MATERIAL TO PROCESS
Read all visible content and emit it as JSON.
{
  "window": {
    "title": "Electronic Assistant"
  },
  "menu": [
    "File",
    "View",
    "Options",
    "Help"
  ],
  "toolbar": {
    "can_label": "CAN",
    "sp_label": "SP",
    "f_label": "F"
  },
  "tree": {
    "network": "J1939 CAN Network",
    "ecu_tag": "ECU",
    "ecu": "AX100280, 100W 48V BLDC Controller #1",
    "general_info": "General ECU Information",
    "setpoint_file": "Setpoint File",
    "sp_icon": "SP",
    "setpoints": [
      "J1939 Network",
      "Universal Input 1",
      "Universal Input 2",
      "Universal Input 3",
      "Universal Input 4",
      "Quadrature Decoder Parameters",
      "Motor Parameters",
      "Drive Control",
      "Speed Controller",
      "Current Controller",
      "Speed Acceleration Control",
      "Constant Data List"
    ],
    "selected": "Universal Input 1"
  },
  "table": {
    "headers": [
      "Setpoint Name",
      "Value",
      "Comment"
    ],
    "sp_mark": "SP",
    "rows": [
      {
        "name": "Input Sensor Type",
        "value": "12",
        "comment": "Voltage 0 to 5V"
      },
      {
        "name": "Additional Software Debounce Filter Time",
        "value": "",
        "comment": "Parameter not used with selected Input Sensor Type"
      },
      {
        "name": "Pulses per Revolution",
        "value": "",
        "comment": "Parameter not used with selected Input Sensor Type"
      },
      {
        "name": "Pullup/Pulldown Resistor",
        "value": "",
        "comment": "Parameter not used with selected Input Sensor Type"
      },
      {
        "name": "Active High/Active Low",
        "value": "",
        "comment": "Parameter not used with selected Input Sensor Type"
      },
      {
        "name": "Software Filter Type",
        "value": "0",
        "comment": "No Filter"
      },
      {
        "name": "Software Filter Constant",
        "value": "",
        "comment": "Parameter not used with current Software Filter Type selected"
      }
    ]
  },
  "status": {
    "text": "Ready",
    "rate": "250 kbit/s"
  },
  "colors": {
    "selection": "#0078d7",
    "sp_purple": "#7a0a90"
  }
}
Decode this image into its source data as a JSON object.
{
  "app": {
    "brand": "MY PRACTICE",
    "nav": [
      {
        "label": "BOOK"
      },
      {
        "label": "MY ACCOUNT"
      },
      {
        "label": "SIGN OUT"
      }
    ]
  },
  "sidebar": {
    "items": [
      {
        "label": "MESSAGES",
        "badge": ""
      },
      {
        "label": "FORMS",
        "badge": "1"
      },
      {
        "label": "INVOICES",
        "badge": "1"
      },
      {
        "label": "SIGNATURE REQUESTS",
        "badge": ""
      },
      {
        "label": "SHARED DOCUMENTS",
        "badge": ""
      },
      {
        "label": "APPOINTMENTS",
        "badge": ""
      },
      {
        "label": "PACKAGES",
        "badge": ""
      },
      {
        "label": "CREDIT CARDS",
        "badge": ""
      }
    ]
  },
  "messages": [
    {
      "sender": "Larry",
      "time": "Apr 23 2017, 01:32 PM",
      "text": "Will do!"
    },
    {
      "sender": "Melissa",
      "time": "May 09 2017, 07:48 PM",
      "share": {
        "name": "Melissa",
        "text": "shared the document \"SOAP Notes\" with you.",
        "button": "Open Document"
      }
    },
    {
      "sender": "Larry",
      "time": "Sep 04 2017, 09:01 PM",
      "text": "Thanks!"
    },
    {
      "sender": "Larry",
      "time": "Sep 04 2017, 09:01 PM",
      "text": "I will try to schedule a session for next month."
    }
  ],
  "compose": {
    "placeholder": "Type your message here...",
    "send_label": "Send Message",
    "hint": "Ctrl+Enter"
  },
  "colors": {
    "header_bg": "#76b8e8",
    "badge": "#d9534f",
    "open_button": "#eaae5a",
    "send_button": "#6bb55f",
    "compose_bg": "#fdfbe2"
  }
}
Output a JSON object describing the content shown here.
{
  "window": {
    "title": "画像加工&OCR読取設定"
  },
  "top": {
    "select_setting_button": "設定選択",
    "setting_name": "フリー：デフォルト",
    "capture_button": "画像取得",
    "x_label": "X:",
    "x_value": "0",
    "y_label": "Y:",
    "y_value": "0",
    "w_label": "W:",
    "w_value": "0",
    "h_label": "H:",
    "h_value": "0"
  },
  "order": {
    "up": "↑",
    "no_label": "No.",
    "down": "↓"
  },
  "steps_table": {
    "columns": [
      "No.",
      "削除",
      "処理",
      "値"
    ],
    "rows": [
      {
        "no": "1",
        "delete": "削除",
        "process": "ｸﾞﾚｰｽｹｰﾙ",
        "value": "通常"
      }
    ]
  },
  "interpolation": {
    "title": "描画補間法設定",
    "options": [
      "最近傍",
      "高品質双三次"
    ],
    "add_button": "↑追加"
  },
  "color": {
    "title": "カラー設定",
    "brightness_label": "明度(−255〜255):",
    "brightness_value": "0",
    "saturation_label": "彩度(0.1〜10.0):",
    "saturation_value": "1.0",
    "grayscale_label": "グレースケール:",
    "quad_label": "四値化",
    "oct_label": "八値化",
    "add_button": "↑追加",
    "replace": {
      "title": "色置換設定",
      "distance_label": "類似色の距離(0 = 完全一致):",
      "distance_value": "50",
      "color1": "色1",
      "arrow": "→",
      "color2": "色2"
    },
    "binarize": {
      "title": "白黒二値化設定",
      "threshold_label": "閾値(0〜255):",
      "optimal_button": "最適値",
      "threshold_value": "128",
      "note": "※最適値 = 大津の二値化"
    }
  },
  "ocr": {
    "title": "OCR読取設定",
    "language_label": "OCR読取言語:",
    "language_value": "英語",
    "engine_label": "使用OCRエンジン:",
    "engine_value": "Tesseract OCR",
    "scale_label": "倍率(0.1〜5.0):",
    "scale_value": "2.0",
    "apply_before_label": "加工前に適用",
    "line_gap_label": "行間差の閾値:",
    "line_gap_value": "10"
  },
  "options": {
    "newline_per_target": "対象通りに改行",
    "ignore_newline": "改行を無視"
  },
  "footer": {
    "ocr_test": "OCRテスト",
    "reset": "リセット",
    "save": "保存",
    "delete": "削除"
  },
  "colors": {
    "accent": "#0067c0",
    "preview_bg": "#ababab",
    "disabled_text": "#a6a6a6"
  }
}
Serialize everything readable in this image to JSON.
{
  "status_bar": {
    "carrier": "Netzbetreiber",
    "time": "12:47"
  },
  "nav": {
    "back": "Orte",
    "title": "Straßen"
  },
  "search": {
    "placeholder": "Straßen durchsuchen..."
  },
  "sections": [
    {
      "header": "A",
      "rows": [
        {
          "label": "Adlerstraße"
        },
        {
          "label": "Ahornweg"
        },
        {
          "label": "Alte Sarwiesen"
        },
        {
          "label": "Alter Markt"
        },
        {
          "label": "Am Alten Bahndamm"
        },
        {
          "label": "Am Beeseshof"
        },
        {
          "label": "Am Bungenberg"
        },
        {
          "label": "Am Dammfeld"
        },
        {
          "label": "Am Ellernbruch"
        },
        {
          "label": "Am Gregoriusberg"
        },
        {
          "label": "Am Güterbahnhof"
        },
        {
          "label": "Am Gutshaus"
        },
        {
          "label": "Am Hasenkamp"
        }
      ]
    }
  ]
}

STATED EXERCISE
Copy all of the data exactly.

ANSWER TO THIS PROBLEM
Read all visible content and emit it as JSON.
{
  "window": {
    "title": "Electronic Assistant"
  },
  "menu": [
    "File",
    "View",
    "Options",
    "Help"
  ],
  "toolbar": {
    "can_label": "CAN",
    "sp_label": "SP",
    "f_label": "F"
  },
  "tree": {
    "network": "J1939 CAN Network",
    "ecu_tag": "ECU",
    "ecu": "AX100280, 100W 48V BLDC Controller #1",
    "general_info": "General ECU Information",
    "setpoint_file": "Setpoint File",
    "sp_icon": "SP",
    "setpoints": [
      "J1939 Network",
      "Universal Input 1",
      "Universal Input 2",
      "Universal Input 3",
      "Universal Input 4",
      "Quadrature Decoder Parameters",
      "Motor Parameters",
      "Drive Control",
      "Speed Controller",
      "Current Controller",
      "Speed Acceleration Control",
      "Constant Data List"
    ],
    "selected": "Universal Input 1"
  },
  "table": {
    "headers": [
      "Setpoint Name",
      "Value",
      "Comment"
    ],
    "sp_mark": "SP",
    "rows": [
      {
        "name": "Input Sensor Type",
        "value": "12",
        "comment": "Voltage 0 to 5V"
      },
      {
        "name": "Additional Software Debounce Filter Time",
        "value": "",
        "comment": "Parameter not used with selected Input Sensor Type"
      },
      {
        "name": "Pulses per Revolution",
        "value": "",
        "comment": "Parameter not used with selected Input Sensor Type"
      },
      {
        "name": "Pullup/Pulldown Resistor",
        "value": "",
        "comment": "Parameter not used with selected Input Sensor Type"
      },
      {
        "name": "Active High/Active Low",
        "value": "",
        "comment": "Parameter not used with selected Input Sensor Type"
      },
      {
        "name": "Software Filter Type",
        "value": "0",
        "comment": "No Filter"
      },
      {
        "name": "Software Filter Constant",
        "value": "",
        "comment": "Parameter not used with current Software Filter Type selected"
      }
    ]
  },
  "status": {
    "text": "Ready",
    "rate": "250 kbit/s"
  },
  "colors": {
    "selection": "#0078d7",
    "sp_purple": "#7a0a90"
  }
}
Decode this image into its source data as a JSON object.
{
  "app": {
    "brand": "MY PRACTICE",
    "nav": [
      {
        "label": "BOOK"
      },
      {
        "label": "MY ACCOUNT"
      },
      {
        "label": "SIGN OUT"
      }
    ]
  },
  "sidebar": {
    "items": [
      {
        "label": "MESSAGES",
        "badge": ""
      },
      {
        "label": "FORMS",
        "badge": "1"
      },
      {
        "label": "INVOICES",
        "badge": "1"
      },
      {
        "label": "SIGNATURE REQUESTS",
        "badge": ""
      },
      {
        "label": "SHARED DOCUMENTS",
        "badge": ""
      },
      {
        "label": "APPOINTMENTS",
        "badge": ""
      },
      {
        "label": "PACKAGES",
        "badge": ""
      },
      {
        "label": "CREDIT CARDS",
        "badge": ""
      }
    ]
  },
  "messages": [
    {
      "sender": "Larry",
      "time": "Apr 23 2017, 01:32 PM",
      "text": "Will do!"
    },
    {
      "sender": "Melissa",
      "time": "May 09 2017, 07:48 PM",
      "share": {
        "name": "Melissa",
        "text": "shared the document \"SOAP Notes\" with you.",
        "button": "Open Document"
      }
    },
    {
      "sender": "Larry",
      "time": "Sep 04 2017, 09:01 PM",
      "text": "Thanks!"
    },
    {
      "sender": "Larry",
      "time": "Sep 04 2017, 09:01 PM",
      "text": "I will try to schedule a session for next month."
    }
  ],
  "compose": {
    "placeholder": "Type your message here...",
    "send_label": "Send Message",
    "hint": "Ctrl+Enter"
  },
  "colors": {
    "header_bg": "#76b8e8",
    "badge": "#d9534f",
    "open_button": "#eaae5a",
    "send_button": "#6bb55f",
    "compose_bg": "#fdfbe2"
  }
}
Output a JSON object describing the content shown here.
{
  "window": {
    "title": "画像加工&OCR読取設定"
  },
  "top": {
    "select_setting_button": "設定選択",
    "setting_name": "フリー：デフォルト",
    "capture_button": "画像取得",
    "x_label": "X:",
    "x_value": "0",
    "y_label": "Y:",
    "y_value": "0",
    "w_label": "W:",
    "w_value": "0",
    "h_label": "H:",
    "h_value": "0"
  },
  "order": {
    "up": "↑",
    "no_label": "No.",
    "down": "↓"
  },
  "steps_table": {
    "columns": [
      "No.",
      "削除",
      "処理",
      "値"
    ],
    "rows": [
      {
        "no": "1",
        "delete": "削除",
        "process": "ｸﾞﾚｰｽｹｰﾙ",
        "value": "通常"
      }
    ]
  },
  "interpolation": {
    "title": "描画補間法設定",
    "options": [
      "最近傍",
      "高品質双三次"
    ],
    "add_button": "↑追加"
  },
  "color": {
    "title": "カラー設定",
    "brightness_label": "明度(−255〜255):",
    "brightness_value": "0",
    "saturation_label": "彩度(0.1〜10.0):",
    "saturation_value": "1.0",
    "grayscale_label": "グレースケール:",
    "quad_label": "四値化",
    "oct_label": "八値化",
    "add_button": "↑追加",
    "replace": {
      "title": "色置換設定",
      "distance_label": "類似色の距離(0 = 完全一致):",
      "distance_value": "50",
      "color1": "色1",
      "arrow": "→",
      "color2": "色2"
    },
    "binarize": {
      "title": "白黒二値化設定",
      "threshold_label": "閾値(0〜255):",
      "optimal_button": "最適値",
      "threshold_value": "128",
      "note": "※最適値 = 大津の二値化"
    }
  },
  "ocr": {
    "title": "OCR読取設定",
    "language_label": "OCR読取言語:",
    "language_value": "英語",
    "engine_label": "使用OCRエンジン:",
    "engine_value": "Tesseract OCR",
    "scale_label": "倍率(0.1〜5.0):",
    "scale_value": "2.0",
    "apply_before_label": "加工前に適用",
    "line_gap_label": "行間差の閾値:",
    "line_gap_value": "10"
  },
  "options": {
    "newline_per_target": "対象通りに改行",
    "ignore_newline": "改行を無視"
  },
  "footer": {
    "ocr_test": "OCRテスト",
    "reset": "リセット",
    "save": "保存",
    "delete": "削除"
  },
  "colors": {
    "accent": "#0067c0",
    "preview_bg": "#ababab",
    "disabled_text": "#a6a6a6"
  }
}
Serialize everything readable in this image to JSON.
{
  "status_bar": {
    "carrier": "Netzbetreiber",
    "time": "12:47"
  },
  "nav": {
    "back": "Orte",
    "title": "Straßen"
  },
  "search": {
    "placeholder": "Straßen durchsuchen..."
  },
  "sections": [
    {
      "header": "A",
      "rows": [
        {
          "label": "Adlerstraße"
        },
        {
          "label": "Ahornweg"
        },
        {
          "label": "Alte Sarwiesen"
        },
        {
          "label": "Alter Markt"
        },
        {
          "label": "Am Alten Bahndamm"
        },
        {
          "label": "Am Beeseshof"
        },
        {
          "label": "Am Bungenberg"
        },
        {
          "label": "Am Dammfeld"
        },
        {
          "label": "Am Ellernbruch"
        },
        {
          "label": "Am Gregoriusberg"
        },
        {
          "label": "Am Güterbahnhof"
        },
        {
          "label": "Am Gutshaus"
        },
        {
          "label": "Am Hasenkamp"
        }
      ]
    }
  ]
}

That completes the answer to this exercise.